--- BEGIN ---
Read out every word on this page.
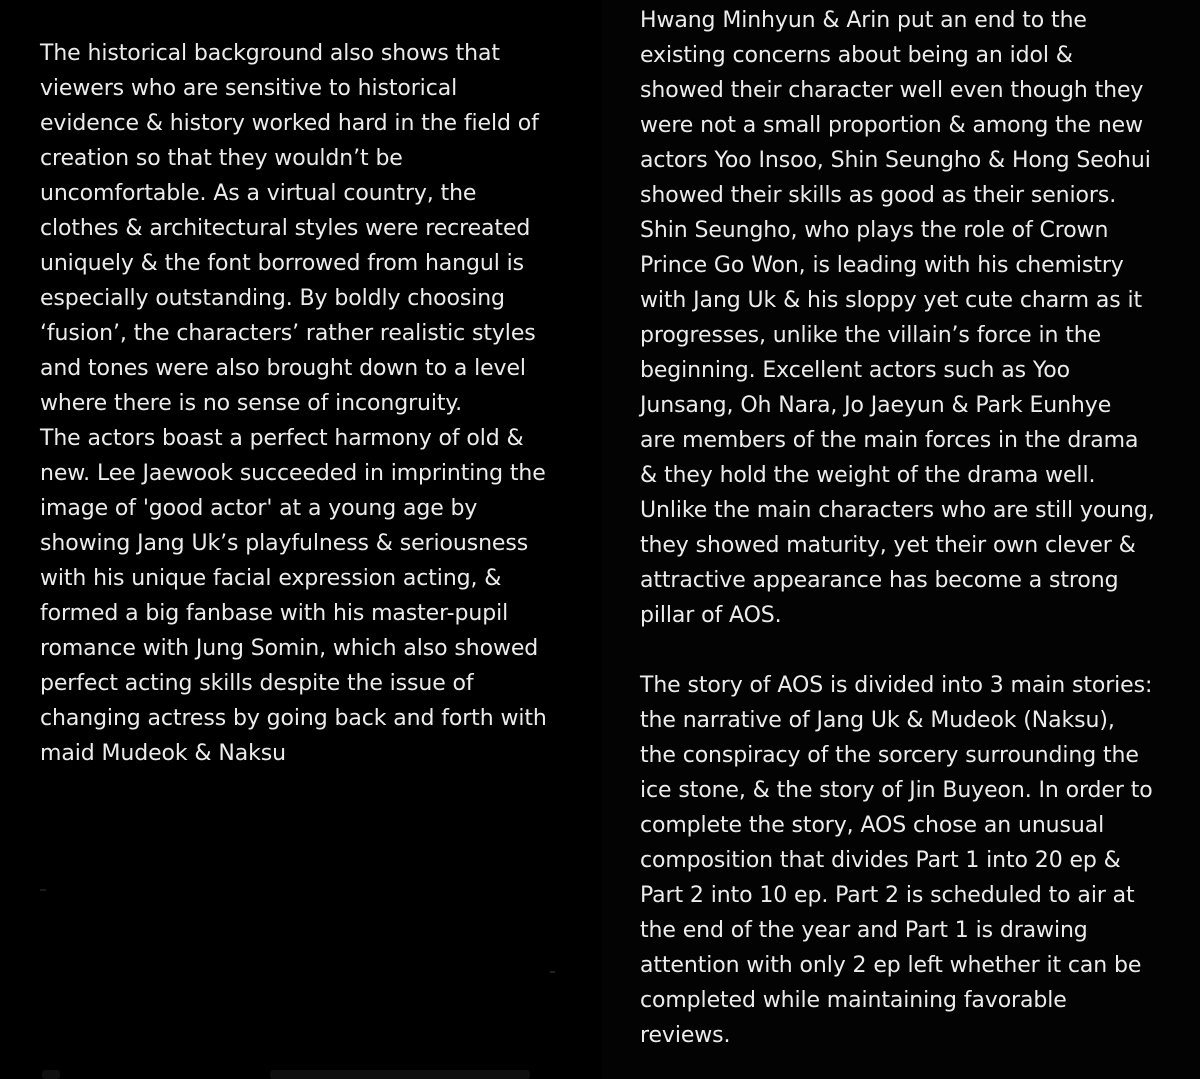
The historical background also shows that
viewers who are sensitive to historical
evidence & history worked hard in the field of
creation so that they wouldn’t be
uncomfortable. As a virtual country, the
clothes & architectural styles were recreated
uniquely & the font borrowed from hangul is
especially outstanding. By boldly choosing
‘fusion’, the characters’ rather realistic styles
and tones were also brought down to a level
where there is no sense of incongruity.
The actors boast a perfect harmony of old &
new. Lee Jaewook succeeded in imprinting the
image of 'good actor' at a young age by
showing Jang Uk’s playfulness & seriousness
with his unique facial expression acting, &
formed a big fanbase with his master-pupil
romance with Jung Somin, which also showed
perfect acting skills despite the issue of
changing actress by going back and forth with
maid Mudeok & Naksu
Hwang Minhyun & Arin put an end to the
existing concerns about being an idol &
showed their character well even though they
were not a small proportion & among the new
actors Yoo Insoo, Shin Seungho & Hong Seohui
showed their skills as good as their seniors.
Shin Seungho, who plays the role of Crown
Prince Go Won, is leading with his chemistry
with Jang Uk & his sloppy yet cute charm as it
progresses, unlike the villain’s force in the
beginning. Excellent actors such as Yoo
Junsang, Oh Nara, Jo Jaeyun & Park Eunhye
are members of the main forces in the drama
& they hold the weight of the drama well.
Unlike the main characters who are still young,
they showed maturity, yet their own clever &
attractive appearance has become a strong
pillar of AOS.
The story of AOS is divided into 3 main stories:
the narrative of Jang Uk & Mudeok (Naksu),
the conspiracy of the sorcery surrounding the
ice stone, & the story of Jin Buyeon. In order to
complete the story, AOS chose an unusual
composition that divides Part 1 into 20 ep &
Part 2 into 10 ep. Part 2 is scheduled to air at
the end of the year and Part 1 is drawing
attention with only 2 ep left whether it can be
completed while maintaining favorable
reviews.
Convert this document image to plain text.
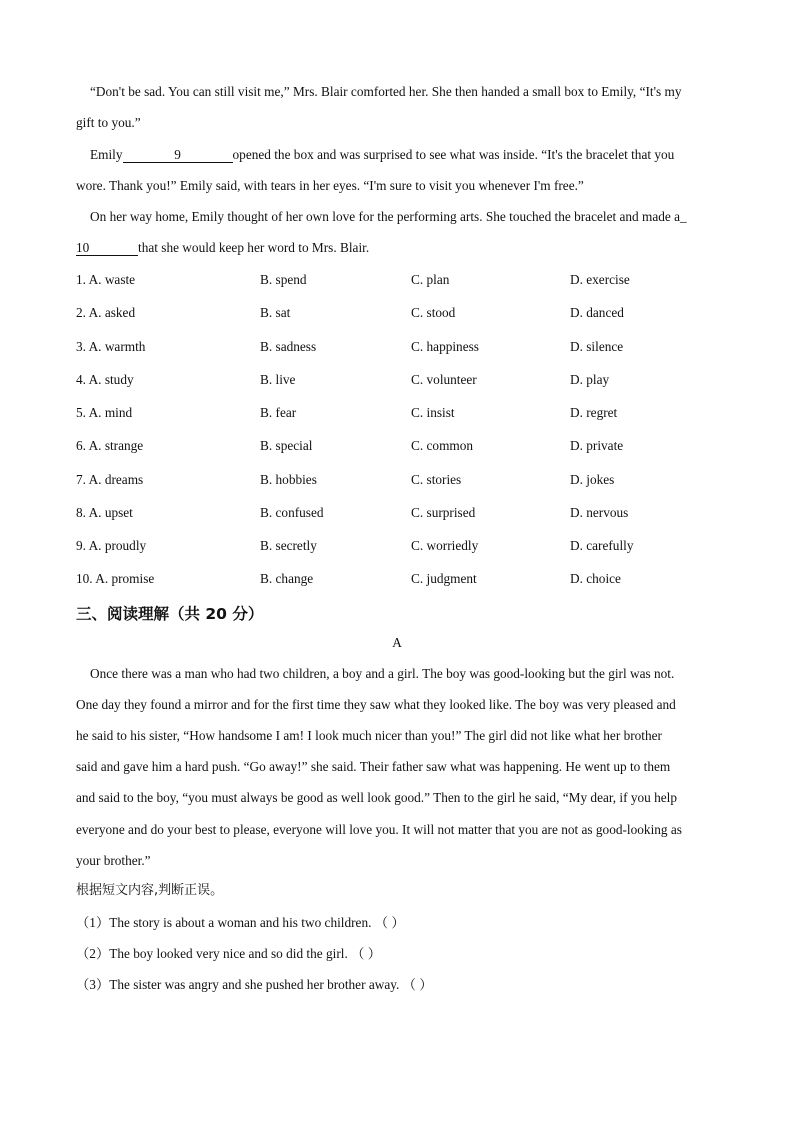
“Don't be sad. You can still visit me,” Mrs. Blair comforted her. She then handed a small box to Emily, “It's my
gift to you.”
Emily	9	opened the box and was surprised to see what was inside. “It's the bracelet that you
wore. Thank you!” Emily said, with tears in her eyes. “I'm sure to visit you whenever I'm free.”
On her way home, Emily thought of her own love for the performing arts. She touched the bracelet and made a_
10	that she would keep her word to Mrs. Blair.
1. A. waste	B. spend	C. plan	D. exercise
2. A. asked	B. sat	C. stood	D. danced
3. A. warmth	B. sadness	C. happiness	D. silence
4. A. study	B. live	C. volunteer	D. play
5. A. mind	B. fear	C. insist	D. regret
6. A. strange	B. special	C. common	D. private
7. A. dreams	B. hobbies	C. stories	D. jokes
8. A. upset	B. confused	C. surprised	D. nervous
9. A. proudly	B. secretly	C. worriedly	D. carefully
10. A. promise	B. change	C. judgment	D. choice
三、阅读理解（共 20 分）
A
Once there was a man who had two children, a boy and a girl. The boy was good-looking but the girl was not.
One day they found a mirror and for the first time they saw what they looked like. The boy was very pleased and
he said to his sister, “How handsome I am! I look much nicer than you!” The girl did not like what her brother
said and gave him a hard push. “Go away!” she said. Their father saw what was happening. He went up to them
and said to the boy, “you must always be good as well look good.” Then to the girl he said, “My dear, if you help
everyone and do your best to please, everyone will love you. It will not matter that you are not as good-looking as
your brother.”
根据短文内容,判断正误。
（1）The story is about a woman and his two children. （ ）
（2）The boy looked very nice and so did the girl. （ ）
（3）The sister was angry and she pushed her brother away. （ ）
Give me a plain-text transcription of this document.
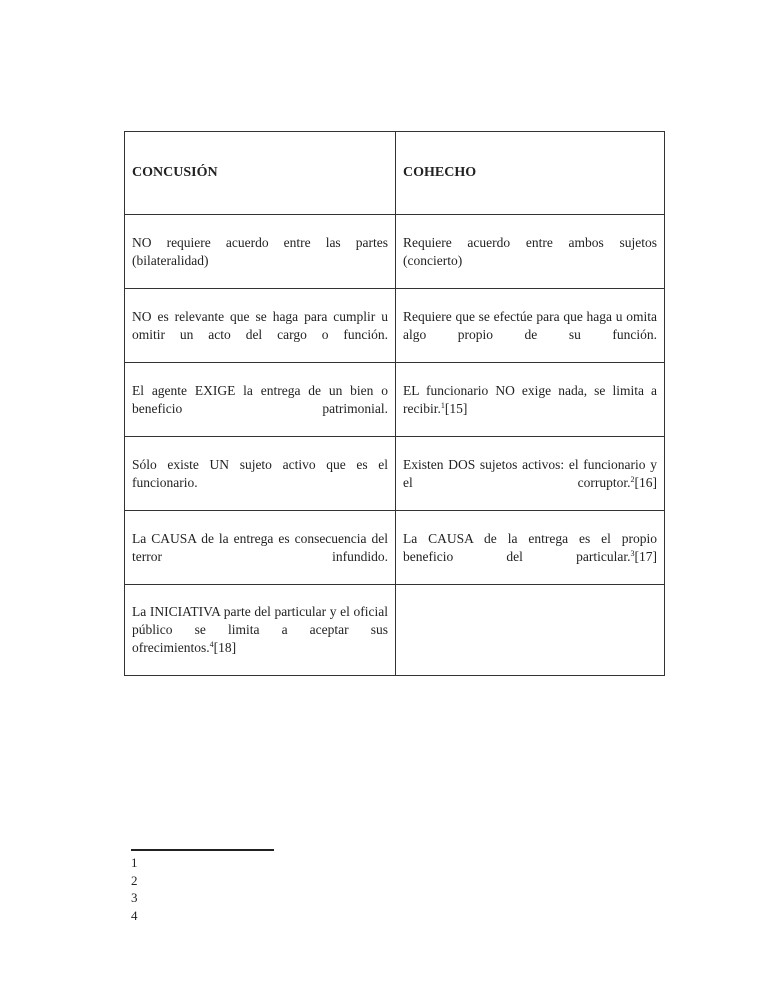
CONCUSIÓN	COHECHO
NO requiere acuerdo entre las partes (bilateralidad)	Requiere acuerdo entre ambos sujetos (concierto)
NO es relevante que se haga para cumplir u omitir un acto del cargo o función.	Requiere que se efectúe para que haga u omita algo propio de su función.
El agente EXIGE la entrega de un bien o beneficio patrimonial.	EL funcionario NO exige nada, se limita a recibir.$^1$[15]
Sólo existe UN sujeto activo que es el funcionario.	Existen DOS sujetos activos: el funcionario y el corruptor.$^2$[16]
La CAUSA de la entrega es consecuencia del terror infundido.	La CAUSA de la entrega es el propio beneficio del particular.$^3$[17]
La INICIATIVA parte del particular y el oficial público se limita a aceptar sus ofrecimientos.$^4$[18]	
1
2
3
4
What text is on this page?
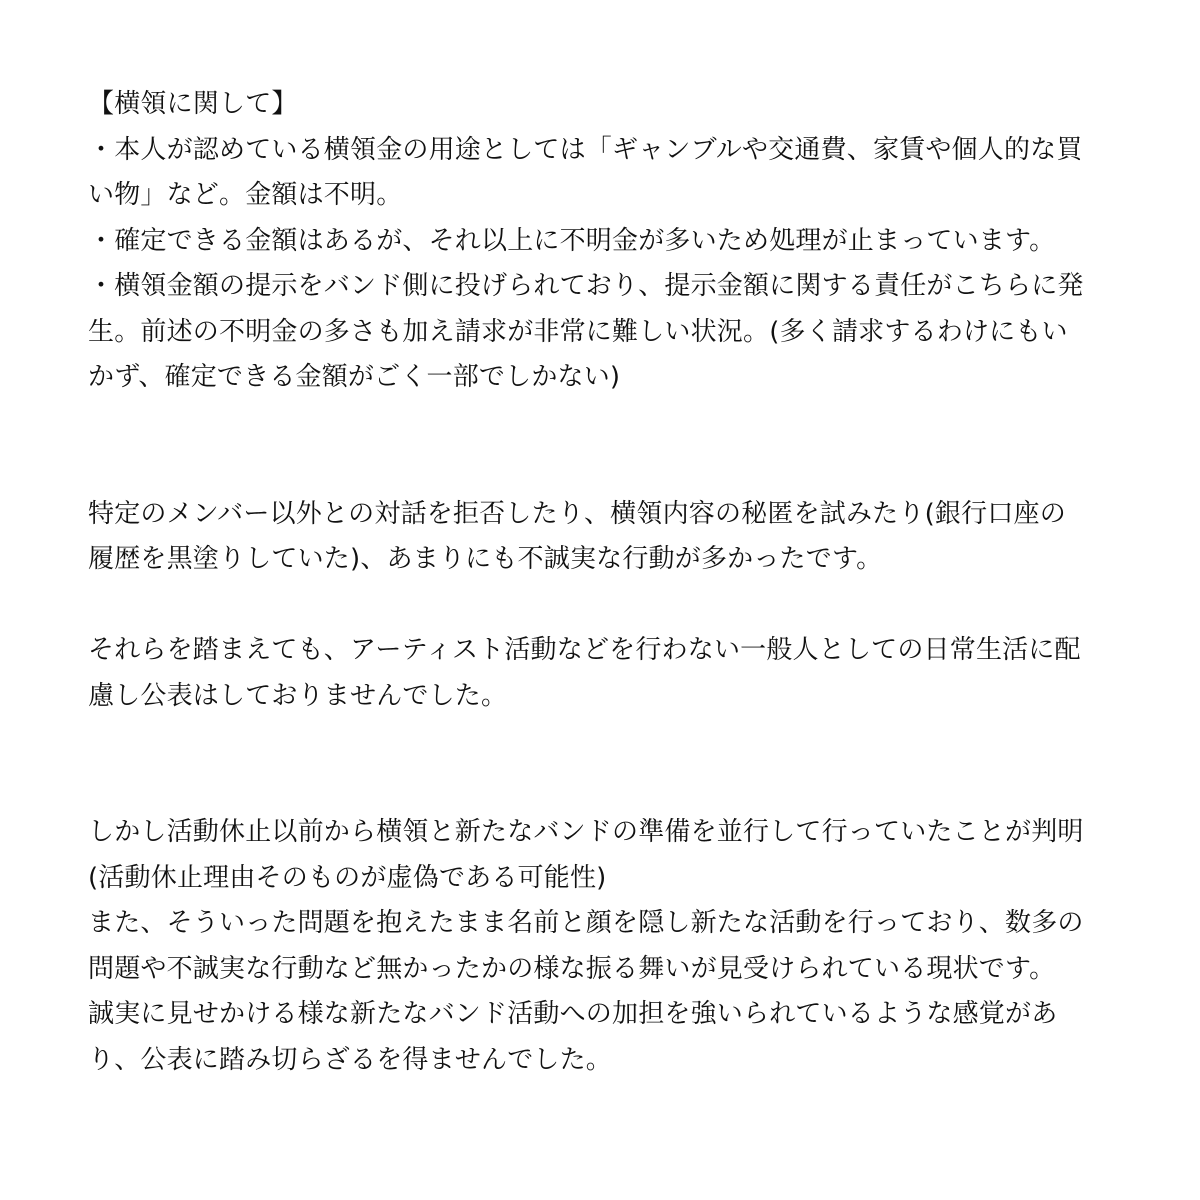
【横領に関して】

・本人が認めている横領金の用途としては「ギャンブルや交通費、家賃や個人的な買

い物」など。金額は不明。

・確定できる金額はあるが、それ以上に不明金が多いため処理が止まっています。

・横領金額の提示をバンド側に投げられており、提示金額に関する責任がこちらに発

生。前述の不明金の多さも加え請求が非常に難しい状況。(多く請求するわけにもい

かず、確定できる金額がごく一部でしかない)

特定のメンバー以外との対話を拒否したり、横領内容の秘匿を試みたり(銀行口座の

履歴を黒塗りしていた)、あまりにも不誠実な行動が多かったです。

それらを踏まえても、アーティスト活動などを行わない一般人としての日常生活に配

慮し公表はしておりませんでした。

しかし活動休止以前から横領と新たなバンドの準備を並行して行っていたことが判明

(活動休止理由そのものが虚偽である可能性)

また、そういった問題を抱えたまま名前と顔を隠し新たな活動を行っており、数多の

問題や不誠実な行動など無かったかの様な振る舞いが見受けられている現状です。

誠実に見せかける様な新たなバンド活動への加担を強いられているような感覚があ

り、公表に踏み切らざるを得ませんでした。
--- END ---
* **YOUR GOAL**
All lines from the one containing "What text is on this page?" through the end of the entries, both ends included, should be written out exactly, with no pictures.

* **EXPECTED ANSWER**
What text is on this page?
【横領に関して】

・本人が認めている横領金の用途としては「ギャンブルや交通費、家賃や個人的な買

い物」など。金額は不明。

・確定できる金額はあるが、それ以上に不明金が多いため処理が止まっています。

・横領金額の提示をバンド側に投げられており、提示金額に関する責任がこちらに発

生。前述の不明金の多さも加え請求が非常に難しい状況。(多く請求するわけにもい

かず、確定できる金額がごく一部でしかない)

特定のメンバー以外との対話を拒否したり、横領内容の秘匿を試みたり(銀行口座の

履歴を黒塗りしていた)、あまりにも不誠実な行動が多かったです。

それらを踏まえても、アーティスト活動などを行わない一般人としての日常生活に配

慮し公表はしておりませんでした。

しかし活動休止以前から横領と新たなバンドの準備を並行して行っていたことが判明

(活動休止理由そのものが虚偽である可能性)

また、そういった問題を抱えたまま名前と顔を隠し新たな活動を行っており、数多の

問題や不誠実な行動など無かったかの様な振る舞いが見受けられている現状です。

誠実に見せかける様な新たなバンド活動への加担を強いられているような感覚があ

り、公表に踏み切らざるを得ませんでした。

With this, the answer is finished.